**RECORDED INFORMATION:**
:::

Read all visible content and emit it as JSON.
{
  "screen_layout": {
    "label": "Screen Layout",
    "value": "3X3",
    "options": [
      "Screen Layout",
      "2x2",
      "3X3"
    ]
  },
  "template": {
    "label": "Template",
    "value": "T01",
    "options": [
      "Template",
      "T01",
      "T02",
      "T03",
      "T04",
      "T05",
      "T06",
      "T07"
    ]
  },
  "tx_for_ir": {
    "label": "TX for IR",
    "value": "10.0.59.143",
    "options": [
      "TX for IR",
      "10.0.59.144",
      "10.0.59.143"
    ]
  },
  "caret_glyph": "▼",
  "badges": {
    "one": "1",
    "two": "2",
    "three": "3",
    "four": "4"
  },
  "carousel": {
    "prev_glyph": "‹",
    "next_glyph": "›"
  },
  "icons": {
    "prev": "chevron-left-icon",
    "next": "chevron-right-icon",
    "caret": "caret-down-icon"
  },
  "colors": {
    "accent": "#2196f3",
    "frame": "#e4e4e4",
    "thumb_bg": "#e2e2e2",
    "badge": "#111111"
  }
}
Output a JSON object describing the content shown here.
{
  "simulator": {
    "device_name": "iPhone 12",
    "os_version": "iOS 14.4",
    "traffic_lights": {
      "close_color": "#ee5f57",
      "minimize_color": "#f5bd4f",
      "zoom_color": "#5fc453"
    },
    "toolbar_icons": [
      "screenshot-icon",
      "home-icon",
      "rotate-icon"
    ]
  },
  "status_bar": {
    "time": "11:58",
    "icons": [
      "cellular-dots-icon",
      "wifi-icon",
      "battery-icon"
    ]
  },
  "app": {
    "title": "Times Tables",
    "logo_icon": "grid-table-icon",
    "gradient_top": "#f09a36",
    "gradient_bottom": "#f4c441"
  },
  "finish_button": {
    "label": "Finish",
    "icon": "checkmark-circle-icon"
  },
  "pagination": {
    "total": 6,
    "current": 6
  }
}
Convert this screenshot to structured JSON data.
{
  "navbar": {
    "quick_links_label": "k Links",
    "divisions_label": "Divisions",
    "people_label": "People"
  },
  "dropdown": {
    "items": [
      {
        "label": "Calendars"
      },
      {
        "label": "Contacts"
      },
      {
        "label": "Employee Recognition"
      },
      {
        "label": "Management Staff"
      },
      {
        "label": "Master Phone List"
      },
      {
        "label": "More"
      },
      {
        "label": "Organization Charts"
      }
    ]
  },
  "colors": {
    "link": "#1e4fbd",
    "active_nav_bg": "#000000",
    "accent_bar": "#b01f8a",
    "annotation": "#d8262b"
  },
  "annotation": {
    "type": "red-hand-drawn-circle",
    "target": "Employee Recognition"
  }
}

:::

**REQUIRED TASK:** Pull out and copy each line containing the string "JSON".

**TASK SOLUTION:**
Read all visible content and emit it as JSON.
Output a JSON object describing the content shown here.
Convert this screenshot to structured JSON data.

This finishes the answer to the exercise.